▶ **Exercise directions**:
Work through the data line by line, gathering every line that has the word "JSON".

======== Input for this task ========

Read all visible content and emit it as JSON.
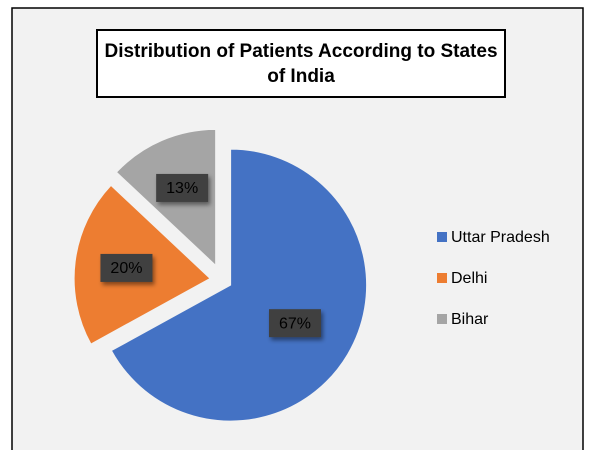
{
  "chart_data": {
    "type": "pie",
    "title": "Distribution of Patients According to States of India",
    "categories": [
      "Uttar Pradesh",
      "Delhi",
      "Bihar"
    ],
    "values": [
      67,
      20,
      13
    ],
    "value_labels": [
      "67%",
      "20%",
      "13%"
    ],
    "colors": [
      "#4472c4",
      "#ed7d31",
      "#a5a5a5"
    ],
    "legend": "right"
  }
}
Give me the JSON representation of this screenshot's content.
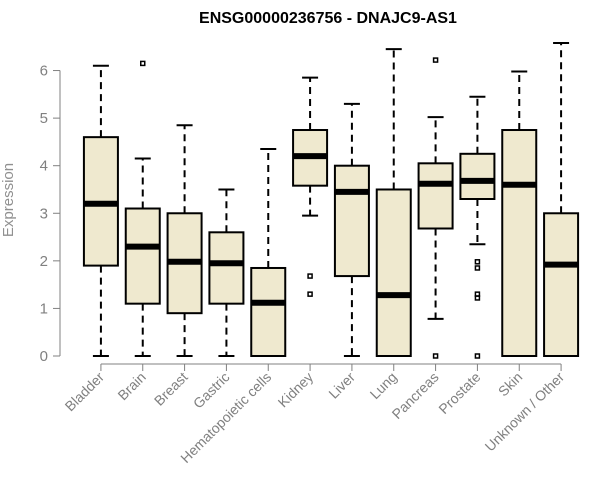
{
  "chart_data": {
    "type": "boxplot",
    "title": "ENSG00000236756 - DNAJC9-AS1",
    "xlabel": "",
    "ylabel": "Expression",
    "ylim": [
      0,
      6.6
    ],
    "yticks": [
      0,
      1,
      2,
      3,
      4,
      5,
      6
    ],
    "box_color": "#efe9cf",
    "line_color": "#000000",
    "axis_color": "#808080",
    "categories": [
      "Bladder",
      "Brain",
      "Breast",
      "Gastric",
      "Hematopoietic cells",
      "Kidney",
      "Liver",
      "Lung",
      "Pancreas",
      "Prostate",
      "Skin",
      "Unknown / Other"
    ],
    "boxes": [
      {
        "whisker_low": 0,
        "q1": 1.9,
        "median": 3.2,
        "q3": 4.6,
        "whisker_high": 6.1,
        "outliers": []
      },
      {
        "whisker_low": 0,
        "q1": 1.1,
        "median": 2.3,
        "q3": 3.1,
        "whisker_high": 4.15,
        "outliers": [
          6.15
        ]
      },
      {
        "whisker_low": 0,
        "q1": 0.9,
        "median": 1.98,
        "q3": 3.0,
        "whisker_high": 4.85,
        "outliers": []
      },
      {
        "whisker_low": 0,
        "q1": 1.1,
        "median": 1.95,
        "q3": 2.6,
        "whisker_high": 3.5,
        "outliers": []
      },
      {
        "whisker_low": 0,
        "q1": 0,
        "median": 1.12,
        "q3": 1.85,
        "whisker_high": 4.35,
        "outliers": []
      },
      {
        "whisker_low": 2.95,
        "q1": 3.58,
        "median": 4.2,
        "q3": 4.75,
        "whisker_high": 5.85,
        "outliers": [
          1.3,
          1.68
        ]
      },
      {
        "whisker_low": 0,
        "q1": 1.68,
        "median": 3.45,
        "q3": 4.0,
        "whisker_high": 5.3,
        "outliers": []
      },
      {
        "whisker_low": 0,
        "q1": 0,
        "median": 1.28,
        "q3": 3.5,
        "whisker_high": 6.45,
        "outliers": []
      },
      {
        "whisker_low": 0.78,
        "q1": 2.68,
        "median": 3.62,
        "q3": 4.05,
        "whisker_high": 5.02,
        "outliers": [
          0,
          6.22
        ]
      },
      {
        "whisker_low": 2.35,
        "q1": 3.3,
        "median": 3.68,
        "q3": 4.25,
        "whisker_high": 5.45,
        "outliers": [
          0,
          1.22,
          1.3,
          1.85,
          1.98
        ]
      },
      {
        "whisker_low": 0,
        "q1": 0,
        "median": 3.6,
        "q3": 4.75,
        "whisker_high": 5.98,
        "outliers": []
      },
      {
        "whisker_low": 0,
        "q1": 0,
        "median": 1.92,
        "q3": 3.0,
        "whisker_high": 6.58,
        "outliers": []
      }
    ]
  }
}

========

▶ **Result**:
Read all visible content and emit it as JSON.
Give me the JSON representation of this screenshot's content.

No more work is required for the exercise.